(Structured figure records)

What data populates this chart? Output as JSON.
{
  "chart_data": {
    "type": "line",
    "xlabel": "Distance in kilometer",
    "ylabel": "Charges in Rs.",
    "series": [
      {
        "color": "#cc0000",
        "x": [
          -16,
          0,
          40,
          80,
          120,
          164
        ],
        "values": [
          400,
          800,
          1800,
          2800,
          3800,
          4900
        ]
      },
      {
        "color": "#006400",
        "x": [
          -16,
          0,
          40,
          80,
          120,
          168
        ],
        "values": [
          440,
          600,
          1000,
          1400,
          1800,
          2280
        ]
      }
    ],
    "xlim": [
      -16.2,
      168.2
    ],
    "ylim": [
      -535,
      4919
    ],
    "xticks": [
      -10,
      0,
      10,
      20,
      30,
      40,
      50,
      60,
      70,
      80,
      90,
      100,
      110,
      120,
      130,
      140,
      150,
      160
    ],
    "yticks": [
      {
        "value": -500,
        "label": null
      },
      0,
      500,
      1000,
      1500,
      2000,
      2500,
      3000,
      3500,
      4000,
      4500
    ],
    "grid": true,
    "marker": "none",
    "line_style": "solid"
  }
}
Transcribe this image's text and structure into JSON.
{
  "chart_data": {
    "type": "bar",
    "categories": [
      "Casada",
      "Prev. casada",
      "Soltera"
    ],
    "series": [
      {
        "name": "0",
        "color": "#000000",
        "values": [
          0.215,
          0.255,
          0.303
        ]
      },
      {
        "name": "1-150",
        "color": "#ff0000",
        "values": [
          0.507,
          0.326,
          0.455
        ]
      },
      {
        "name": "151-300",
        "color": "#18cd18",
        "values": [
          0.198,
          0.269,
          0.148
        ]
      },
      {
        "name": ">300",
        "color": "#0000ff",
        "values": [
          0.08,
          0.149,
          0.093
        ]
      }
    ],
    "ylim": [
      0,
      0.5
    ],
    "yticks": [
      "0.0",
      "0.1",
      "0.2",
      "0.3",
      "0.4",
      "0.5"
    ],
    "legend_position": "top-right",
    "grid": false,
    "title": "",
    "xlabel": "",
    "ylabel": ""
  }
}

--- WHAT IS REQUIRED ---
All of the entries above should be written out again exactly.

--- SOLUTION TO THIS TASK ---
What data populates this chart? Output as JSON.
{
  "chart_data": {
    "type": "line",
    "xlabel": "Distance in kilometer",
    "ylabel": "Charges in Rs.",
    "series": [
      {
        "color": "#cc0000",
        "x": [
          -16,
          0,
          40,
          80,
          120,
          164
        ],
        "values": [
          400,
          800,
          1800,
          2800,
          3800,
          4900
        ]
      },
      {
        "color": "#006400",
        "x": [
          -16,
          0,
          40,
          80,
          120,
          168
        ],
        "values": [
          440,
          600,
          1000,
          1400,
          1800,
          2280
        ]
      }
    ],
    "xlim": [
      -16.2,
      168.2
    ],
    "ylim": [
      -535,
      4919
    ],
    "xticks": [
      -10,
      0,
      10,
      20,
      30,
      40,
      50,
      60,
      70,
      80,
      90,
      100,
      110,
      120,
      130,
      140,
      150,
      160
    ],
    "yticks": [
      {
        "value": -500,
        "label": null
      },
      0,
      500,
      1000,
      1500,
      2000,
      2500,
      3000,
      3500,
      4000,
      4500
    ],
    "grid": true,
    "marker": "none",
    "line_style": "solid"
  }
}
Transcribe this image's text and structure into JSON.
{
  "chart_data": {
    "type": "bar",
    "categories": [
      "Casada",
      "Prev. casada",
      "Soltera"
    ],
    "series": [
      {
        "name": "0",
        "color": "#000000",
        "values": [
          0.215,
          0.255,
          0.303
        ]
      },
      {
        "name": "1-150",
        "color": "#ff0000",
        "values": [
          0.507,
          0.326,
          0.455
        ]
      },
      {
        "name": "151-300",
        "color": "#18cd18",
        "values": [
          0.198,
          0.269,
          0.148
        ]
      },
      {
        "name": ">300",
        "color": "#0000ff",
        "values": [
          0.08,
          0.149,
          0.093
        ]
      }
    ],
    "ylim": [
      0,
      0.5
    ],
    "yticks": [
      "0.0",
      "0.1",
      "0.2",
      "0.3",
      "0.4",
      "0.5"
    ],
    "legend_position": "top-right",
    "grid": false,
    "title": "",
    "xlabel": "",
    "ylabel": ""
  }
}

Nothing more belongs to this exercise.